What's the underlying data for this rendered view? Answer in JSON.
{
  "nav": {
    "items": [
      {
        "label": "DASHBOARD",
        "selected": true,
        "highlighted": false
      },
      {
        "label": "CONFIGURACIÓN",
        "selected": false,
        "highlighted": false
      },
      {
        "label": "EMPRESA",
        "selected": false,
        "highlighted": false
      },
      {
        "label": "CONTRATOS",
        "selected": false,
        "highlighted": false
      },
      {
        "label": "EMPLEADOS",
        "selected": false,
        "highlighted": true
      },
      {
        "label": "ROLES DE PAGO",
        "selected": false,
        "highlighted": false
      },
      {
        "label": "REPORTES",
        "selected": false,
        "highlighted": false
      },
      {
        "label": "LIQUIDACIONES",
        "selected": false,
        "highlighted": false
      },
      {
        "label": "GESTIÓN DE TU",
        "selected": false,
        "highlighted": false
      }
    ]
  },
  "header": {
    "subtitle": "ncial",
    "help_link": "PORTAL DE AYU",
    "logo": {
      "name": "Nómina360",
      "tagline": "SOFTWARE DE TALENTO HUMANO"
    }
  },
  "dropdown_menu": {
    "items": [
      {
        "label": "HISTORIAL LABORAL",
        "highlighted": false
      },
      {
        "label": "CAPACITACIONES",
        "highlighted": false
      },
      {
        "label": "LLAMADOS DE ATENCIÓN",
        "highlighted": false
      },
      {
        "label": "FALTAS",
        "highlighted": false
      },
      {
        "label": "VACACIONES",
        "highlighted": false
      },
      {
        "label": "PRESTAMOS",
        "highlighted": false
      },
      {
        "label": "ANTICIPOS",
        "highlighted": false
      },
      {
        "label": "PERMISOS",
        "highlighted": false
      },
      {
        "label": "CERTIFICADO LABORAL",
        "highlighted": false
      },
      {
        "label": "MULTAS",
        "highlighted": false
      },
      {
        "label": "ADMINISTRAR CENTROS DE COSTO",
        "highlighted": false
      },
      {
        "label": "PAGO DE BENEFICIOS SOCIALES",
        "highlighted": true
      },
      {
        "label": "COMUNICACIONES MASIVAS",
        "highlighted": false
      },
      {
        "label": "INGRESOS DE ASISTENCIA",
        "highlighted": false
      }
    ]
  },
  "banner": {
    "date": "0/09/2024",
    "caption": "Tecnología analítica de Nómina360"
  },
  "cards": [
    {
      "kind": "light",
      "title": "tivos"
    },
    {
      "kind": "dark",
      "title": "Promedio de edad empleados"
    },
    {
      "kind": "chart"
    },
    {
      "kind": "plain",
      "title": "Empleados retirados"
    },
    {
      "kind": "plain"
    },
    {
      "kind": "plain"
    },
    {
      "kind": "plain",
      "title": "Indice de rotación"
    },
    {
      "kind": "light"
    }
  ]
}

○ ○ ○ ○ ○ ○ ○

* YOUR OBJECTIVE:
Look through the entries above; copy each line where the string "PAGO" appears.

* PROBLEM SOLUTION:
        "label": "ROLES DE PAGO",
        "label": "PAGO DE BENEFICIOS SOCIALES",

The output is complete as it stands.